WRITTEN REQUEST
Count, in the entries, the lines with "page". Answer with the number only.

## begin

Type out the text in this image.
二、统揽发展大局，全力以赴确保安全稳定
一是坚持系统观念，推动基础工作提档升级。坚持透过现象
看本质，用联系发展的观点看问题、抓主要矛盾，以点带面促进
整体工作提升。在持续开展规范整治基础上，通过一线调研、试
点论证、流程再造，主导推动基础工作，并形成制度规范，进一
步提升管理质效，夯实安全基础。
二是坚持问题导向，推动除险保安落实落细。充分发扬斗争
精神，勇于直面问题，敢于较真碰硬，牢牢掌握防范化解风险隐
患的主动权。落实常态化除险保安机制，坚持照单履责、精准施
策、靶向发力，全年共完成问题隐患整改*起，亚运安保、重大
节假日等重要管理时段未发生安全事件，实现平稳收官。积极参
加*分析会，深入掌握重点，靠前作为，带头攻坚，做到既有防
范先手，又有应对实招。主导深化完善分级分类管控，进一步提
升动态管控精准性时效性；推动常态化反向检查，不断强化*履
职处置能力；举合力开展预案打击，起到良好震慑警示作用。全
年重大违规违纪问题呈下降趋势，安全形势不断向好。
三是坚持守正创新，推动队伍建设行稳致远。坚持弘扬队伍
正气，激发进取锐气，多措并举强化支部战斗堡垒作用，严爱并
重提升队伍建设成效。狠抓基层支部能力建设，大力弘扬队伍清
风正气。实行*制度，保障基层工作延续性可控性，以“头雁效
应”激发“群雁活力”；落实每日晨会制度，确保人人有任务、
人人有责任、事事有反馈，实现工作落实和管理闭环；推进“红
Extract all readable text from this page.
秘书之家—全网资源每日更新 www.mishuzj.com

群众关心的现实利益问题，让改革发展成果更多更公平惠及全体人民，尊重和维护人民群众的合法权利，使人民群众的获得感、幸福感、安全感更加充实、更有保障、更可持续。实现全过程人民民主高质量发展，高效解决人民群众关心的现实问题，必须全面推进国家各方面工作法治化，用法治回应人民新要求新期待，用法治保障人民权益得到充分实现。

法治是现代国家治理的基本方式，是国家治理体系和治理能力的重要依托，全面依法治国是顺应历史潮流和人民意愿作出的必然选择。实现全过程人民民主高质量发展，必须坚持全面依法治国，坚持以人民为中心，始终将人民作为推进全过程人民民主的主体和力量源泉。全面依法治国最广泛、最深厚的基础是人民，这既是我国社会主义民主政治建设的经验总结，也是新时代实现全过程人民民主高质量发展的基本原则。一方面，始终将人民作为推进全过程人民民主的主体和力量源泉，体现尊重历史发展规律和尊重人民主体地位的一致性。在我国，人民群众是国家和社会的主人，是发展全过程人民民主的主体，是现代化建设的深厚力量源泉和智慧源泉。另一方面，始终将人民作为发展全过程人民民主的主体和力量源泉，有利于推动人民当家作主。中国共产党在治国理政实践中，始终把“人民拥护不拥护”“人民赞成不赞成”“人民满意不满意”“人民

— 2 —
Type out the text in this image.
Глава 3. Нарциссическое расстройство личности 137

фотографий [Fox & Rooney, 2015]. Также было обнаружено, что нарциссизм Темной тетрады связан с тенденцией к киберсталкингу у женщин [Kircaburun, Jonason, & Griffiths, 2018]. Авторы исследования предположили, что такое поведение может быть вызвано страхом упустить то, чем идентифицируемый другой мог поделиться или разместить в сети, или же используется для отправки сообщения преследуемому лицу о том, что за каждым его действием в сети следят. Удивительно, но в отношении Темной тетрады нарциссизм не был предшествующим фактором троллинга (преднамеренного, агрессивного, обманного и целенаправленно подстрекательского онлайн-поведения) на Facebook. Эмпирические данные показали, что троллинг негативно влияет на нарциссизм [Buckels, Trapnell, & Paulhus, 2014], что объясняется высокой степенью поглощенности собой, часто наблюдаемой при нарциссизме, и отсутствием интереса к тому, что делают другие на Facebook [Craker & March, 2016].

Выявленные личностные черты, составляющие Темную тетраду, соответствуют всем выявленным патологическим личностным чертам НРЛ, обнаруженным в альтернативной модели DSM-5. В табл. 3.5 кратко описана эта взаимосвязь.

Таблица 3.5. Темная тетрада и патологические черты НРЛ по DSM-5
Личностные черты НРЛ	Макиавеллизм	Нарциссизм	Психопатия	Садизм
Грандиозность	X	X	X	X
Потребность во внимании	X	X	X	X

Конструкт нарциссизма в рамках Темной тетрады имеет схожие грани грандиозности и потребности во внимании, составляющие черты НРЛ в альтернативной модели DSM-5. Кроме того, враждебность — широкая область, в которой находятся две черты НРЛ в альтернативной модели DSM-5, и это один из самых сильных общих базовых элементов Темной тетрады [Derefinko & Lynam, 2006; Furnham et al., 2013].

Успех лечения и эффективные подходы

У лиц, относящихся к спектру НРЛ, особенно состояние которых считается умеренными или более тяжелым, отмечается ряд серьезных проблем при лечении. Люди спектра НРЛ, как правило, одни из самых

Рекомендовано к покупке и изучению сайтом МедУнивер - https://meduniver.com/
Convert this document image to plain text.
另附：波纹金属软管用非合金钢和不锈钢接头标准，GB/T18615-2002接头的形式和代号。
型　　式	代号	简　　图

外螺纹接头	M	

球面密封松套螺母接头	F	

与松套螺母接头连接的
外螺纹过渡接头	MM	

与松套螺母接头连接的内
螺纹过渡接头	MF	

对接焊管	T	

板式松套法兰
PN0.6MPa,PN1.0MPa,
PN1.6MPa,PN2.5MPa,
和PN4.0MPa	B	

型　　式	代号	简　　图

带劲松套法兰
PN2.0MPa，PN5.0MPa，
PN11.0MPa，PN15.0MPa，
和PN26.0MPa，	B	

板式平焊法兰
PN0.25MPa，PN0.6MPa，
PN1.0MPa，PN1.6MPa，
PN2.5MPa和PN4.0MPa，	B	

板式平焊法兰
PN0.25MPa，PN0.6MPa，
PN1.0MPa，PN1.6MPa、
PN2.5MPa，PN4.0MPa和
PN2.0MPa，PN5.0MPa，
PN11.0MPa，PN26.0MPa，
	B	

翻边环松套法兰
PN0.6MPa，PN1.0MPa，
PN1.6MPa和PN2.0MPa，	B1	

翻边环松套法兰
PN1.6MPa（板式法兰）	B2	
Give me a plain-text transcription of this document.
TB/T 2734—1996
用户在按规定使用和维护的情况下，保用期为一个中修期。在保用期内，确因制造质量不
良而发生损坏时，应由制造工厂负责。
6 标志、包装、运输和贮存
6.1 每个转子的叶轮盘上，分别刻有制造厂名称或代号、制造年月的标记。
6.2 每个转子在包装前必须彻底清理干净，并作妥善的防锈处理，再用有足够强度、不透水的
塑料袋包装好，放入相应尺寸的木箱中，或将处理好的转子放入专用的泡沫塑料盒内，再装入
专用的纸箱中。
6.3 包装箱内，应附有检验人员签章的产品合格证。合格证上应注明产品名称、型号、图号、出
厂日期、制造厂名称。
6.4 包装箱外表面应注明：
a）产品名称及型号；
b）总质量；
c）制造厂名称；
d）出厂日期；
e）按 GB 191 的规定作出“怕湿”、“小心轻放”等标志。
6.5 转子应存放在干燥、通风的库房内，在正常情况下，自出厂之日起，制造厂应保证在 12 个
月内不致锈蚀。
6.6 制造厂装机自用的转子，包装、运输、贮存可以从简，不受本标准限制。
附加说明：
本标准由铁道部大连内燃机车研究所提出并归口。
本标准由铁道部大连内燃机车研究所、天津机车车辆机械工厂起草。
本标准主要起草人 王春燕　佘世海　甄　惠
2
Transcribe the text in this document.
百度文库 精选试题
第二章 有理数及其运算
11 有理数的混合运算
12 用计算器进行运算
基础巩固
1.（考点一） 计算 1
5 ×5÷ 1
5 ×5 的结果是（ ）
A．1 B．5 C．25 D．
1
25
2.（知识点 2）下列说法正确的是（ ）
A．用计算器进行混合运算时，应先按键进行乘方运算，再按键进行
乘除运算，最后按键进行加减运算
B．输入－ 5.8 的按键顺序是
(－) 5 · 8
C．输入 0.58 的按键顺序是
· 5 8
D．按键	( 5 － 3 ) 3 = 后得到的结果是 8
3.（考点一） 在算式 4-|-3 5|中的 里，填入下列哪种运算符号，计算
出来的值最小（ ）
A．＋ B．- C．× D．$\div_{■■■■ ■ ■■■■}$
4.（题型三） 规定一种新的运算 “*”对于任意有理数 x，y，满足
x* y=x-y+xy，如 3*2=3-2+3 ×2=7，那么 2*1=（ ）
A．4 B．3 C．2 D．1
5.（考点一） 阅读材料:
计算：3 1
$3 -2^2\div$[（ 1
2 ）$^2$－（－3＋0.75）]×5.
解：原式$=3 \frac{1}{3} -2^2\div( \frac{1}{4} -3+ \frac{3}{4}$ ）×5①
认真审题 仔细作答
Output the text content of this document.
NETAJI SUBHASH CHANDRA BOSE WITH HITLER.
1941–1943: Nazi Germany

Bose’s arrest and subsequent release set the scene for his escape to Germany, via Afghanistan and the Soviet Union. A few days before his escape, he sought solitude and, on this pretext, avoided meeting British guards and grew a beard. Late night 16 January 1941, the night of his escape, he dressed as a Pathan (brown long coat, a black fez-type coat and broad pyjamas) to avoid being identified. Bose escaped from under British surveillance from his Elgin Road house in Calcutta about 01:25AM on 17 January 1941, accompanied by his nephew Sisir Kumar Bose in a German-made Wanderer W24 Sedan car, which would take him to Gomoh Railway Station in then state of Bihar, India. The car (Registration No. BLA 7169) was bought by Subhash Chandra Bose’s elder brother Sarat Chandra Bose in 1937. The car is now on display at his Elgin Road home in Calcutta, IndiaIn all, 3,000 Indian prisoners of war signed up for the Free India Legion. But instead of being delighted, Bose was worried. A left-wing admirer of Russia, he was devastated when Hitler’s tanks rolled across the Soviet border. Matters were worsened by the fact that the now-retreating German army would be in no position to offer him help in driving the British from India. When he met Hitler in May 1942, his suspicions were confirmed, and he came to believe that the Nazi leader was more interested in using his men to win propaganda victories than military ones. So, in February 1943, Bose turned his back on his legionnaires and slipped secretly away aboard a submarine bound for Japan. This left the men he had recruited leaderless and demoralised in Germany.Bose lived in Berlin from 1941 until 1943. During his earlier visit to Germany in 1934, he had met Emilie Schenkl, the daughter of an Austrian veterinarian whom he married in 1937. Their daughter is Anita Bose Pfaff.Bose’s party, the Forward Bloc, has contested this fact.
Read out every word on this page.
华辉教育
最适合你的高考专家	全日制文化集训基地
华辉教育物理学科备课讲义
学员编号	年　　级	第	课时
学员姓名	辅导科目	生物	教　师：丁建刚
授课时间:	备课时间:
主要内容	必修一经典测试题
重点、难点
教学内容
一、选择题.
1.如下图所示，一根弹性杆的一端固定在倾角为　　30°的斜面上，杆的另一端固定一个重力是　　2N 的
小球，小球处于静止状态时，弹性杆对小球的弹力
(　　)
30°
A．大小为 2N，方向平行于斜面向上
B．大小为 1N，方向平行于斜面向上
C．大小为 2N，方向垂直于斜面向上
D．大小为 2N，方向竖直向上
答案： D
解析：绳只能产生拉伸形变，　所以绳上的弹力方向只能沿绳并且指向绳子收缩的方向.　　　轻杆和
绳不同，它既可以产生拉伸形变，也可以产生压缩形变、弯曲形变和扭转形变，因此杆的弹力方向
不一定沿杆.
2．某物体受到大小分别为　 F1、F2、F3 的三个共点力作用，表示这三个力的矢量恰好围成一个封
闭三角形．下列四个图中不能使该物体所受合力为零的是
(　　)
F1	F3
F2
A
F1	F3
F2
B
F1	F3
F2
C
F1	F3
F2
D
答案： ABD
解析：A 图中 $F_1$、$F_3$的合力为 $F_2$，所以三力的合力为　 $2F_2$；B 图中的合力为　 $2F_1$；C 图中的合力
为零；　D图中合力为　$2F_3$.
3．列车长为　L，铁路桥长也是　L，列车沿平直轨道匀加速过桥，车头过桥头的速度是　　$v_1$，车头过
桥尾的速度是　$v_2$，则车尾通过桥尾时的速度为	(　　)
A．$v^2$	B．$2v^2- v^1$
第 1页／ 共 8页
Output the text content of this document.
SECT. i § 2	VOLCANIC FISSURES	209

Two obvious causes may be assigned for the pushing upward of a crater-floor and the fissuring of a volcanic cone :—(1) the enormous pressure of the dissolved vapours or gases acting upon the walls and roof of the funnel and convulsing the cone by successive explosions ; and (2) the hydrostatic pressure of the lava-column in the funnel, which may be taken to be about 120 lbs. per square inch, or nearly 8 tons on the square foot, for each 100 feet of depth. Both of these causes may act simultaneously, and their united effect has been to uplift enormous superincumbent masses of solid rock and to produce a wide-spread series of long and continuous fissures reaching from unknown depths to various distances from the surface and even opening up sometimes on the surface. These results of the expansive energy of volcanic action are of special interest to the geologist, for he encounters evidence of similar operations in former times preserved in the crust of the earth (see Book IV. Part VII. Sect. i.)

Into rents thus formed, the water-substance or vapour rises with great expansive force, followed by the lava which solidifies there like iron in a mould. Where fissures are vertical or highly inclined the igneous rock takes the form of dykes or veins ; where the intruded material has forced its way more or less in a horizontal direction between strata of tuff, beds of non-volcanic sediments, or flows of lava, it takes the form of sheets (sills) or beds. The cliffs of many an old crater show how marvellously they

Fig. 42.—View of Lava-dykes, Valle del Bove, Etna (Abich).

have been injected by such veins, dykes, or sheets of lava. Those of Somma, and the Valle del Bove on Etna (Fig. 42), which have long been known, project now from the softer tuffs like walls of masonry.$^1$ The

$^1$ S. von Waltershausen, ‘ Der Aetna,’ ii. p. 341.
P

## end

EXPECTED ANSWER
2